(Structured figure records)
──────────────────────────────
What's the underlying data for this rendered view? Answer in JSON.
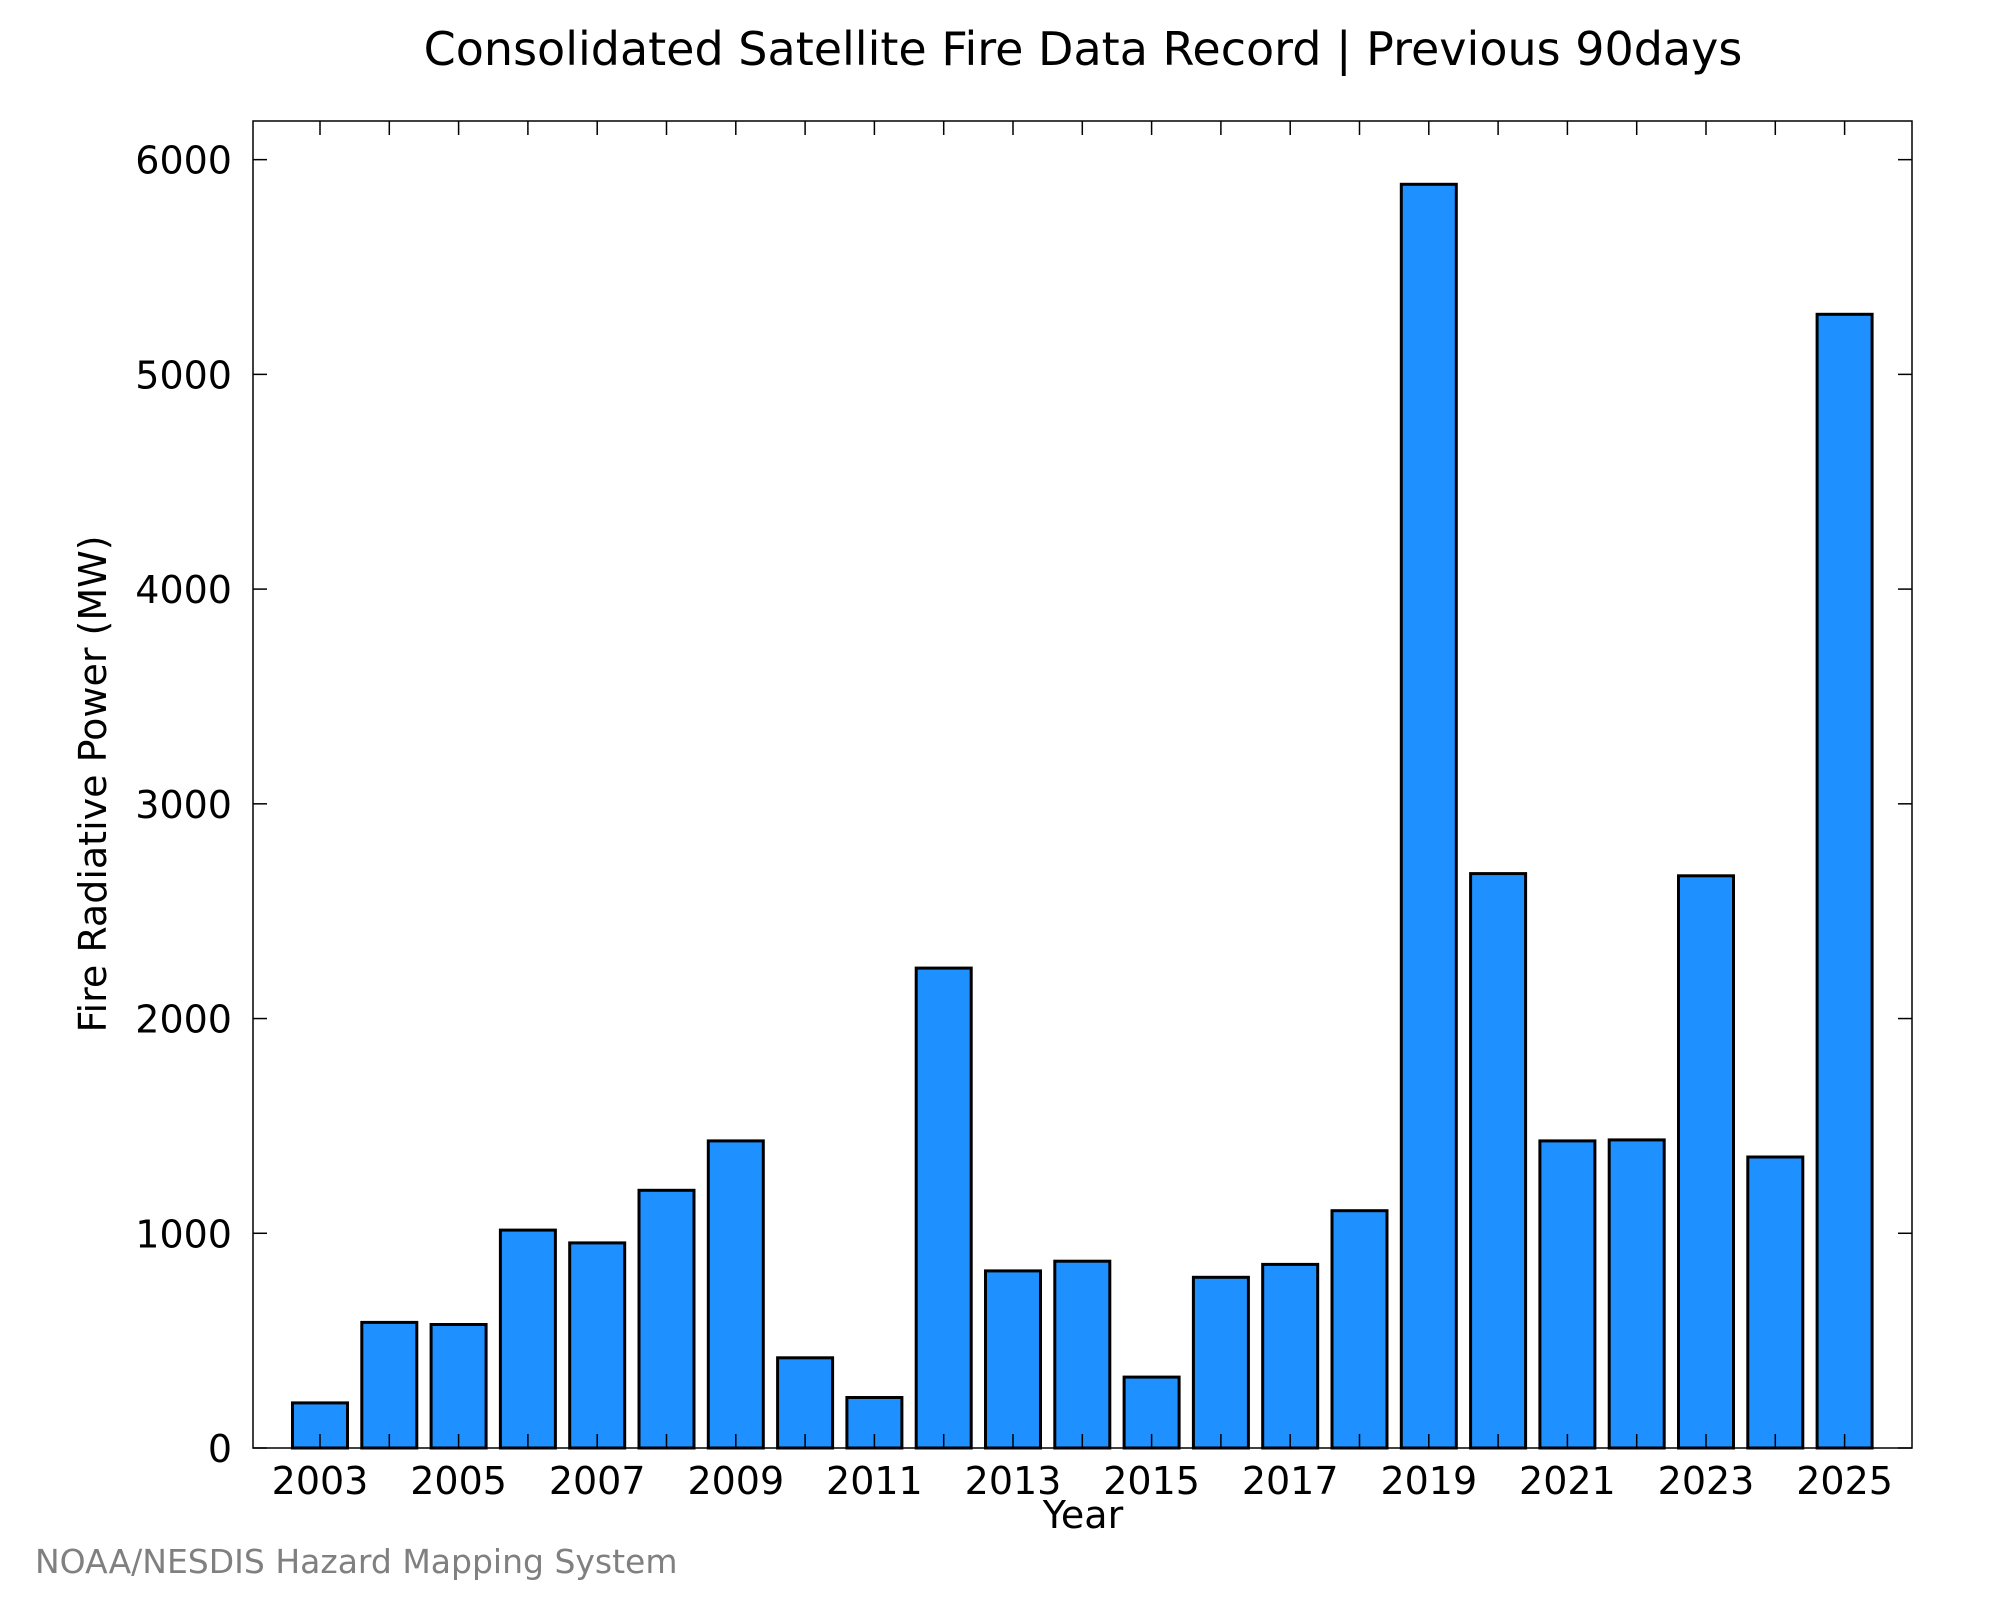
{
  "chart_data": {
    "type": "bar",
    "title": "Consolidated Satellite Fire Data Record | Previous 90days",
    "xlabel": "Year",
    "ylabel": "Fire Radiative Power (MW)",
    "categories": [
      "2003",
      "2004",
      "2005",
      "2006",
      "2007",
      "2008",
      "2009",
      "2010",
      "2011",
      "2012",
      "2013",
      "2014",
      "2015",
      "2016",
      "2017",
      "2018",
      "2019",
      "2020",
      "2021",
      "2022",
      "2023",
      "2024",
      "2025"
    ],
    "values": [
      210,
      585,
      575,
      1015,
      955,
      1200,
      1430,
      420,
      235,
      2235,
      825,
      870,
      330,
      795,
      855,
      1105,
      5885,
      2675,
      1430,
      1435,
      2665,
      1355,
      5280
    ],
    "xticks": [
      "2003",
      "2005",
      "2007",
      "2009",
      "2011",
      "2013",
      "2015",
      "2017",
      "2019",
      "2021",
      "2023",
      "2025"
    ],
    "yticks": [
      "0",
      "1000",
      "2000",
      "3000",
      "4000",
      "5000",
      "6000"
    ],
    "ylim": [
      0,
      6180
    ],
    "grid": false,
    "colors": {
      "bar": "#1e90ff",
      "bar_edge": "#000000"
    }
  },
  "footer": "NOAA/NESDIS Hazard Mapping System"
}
──────────────────────────────
Read through the data and copy every line where "Fire" shows up.

    "title": "Consolidated Satellite Fire Data Record | Previous 90days",
    "ylabel": "Fire Radiative Power (MW)",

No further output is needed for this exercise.